#### SET TASK
Give the stretch of lines from the one containing "tweet-text-line: movie holy" through the one containing "user-handle[interactable]: @RussellHFilm (184, 136, 453, 182)" as a numbered list, leaving out any blank lines.

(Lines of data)
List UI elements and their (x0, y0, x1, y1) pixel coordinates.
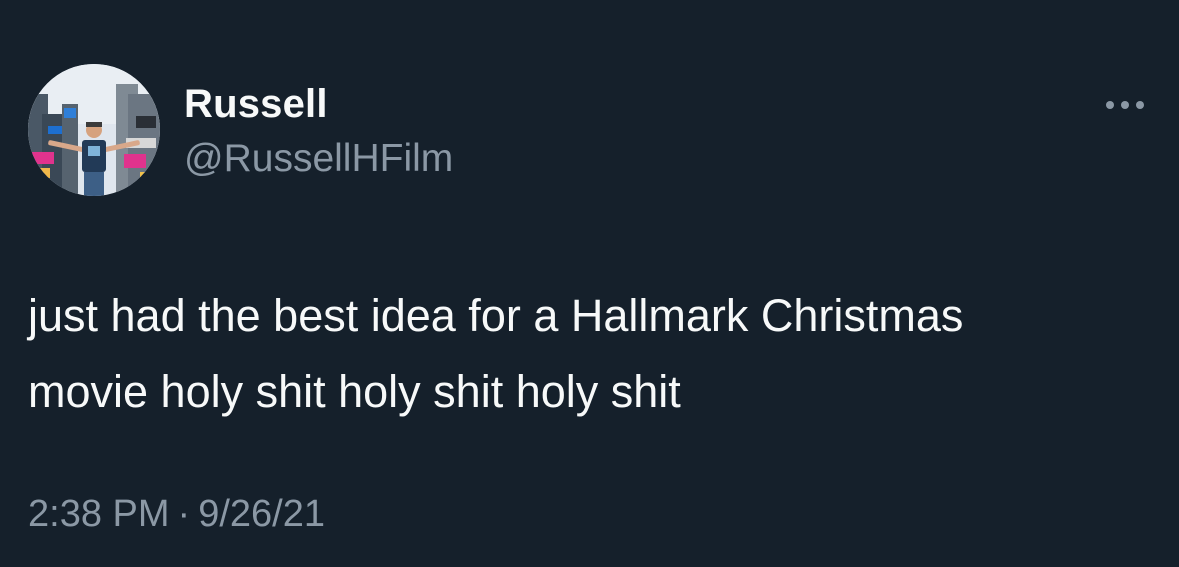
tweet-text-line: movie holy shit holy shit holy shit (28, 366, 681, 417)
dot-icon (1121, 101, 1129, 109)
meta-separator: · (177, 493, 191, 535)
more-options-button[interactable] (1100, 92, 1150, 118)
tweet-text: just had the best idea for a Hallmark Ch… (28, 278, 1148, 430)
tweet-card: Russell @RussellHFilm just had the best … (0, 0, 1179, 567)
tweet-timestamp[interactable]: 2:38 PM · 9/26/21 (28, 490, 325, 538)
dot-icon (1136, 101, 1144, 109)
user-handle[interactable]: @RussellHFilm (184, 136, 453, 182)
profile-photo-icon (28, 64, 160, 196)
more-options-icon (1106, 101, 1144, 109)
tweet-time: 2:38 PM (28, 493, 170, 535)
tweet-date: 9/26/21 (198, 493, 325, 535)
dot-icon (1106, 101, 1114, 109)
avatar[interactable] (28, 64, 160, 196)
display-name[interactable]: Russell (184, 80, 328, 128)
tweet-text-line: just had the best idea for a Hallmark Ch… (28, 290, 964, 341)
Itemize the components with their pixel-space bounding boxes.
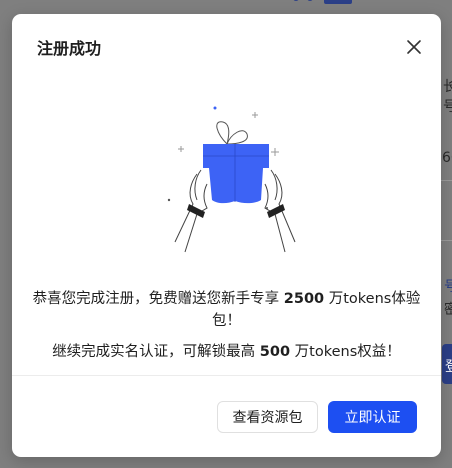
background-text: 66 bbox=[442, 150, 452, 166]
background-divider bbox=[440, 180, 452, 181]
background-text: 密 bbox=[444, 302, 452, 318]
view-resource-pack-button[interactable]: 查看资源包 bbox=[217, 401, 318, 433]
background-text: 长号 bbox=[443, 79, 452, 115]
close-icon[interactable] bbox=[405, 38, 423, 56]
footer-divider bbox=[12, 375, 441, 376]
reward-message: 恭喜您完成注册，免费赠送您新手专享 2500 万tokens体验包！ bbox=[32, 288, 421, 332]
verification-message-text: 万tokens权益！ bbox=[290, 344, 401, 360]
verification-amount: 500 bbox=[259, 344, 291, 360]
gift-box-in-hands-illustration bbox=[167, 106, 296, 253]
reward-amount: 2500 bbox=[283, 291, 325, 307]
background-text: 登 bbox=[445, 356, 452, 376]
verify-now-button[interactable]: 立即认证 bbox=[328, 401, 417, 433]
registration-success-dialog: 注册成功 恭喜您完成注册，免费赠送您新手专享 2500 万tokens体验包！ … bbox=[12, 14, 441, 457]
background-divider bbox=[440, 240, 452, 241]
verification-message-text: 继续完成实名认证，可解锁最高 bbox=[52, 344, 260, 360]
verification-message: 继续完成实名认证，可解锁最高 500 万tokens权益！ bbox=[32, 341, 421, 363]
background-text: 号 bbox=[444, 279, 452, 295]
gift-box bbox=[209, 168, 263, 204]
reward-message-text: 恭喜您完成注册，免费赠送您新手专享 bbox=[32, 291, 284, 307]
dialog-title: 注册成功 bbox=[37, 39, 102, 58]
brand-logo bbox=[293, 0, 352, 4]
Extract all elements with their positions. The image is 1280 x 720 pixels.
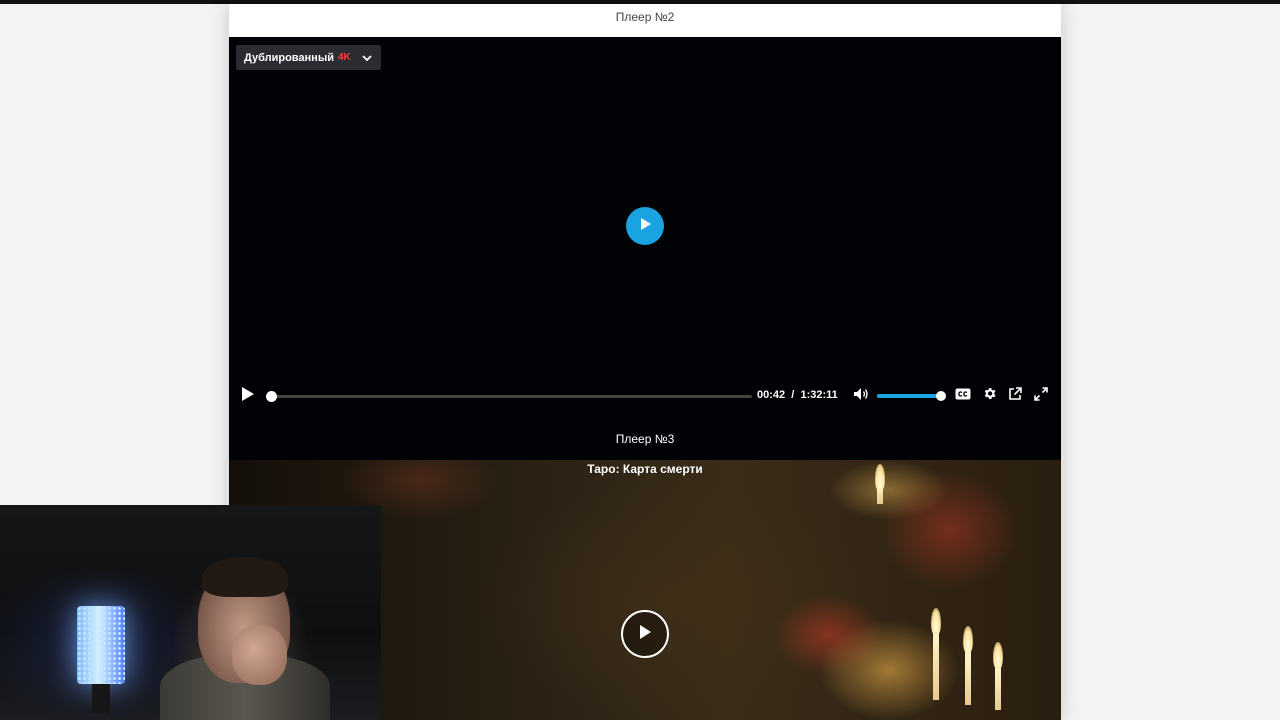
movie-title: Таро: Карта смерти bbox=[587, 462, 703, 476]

#### FULL OUTPUT
1. tweet-text-line: movie holy shit holy shit holy shit (28, 366, 681, 417)
2. dot-icon (1121, 101, 1129, 109)
3. meta-separator: · (177, 493, 191, 535)
4. more-options-button[interactable] (1100, 92, 1150, 118)
5. tweet-text: just had the best idea for a Hallmark Ch… (28, 278, 1148, 430)
6. tweet-card: Russell @RussellHFilm just had the best … (0, 0, 1179, 567)
7. tweet-timestamp[interactable]: 2:38 PM · 9/26/21 (28, 490, 325, 538)
8. dot-icon (1136, 101, 1144, 109)
9. user-handle[interactable]: @RussellHFilm (184, 136, 453, 182)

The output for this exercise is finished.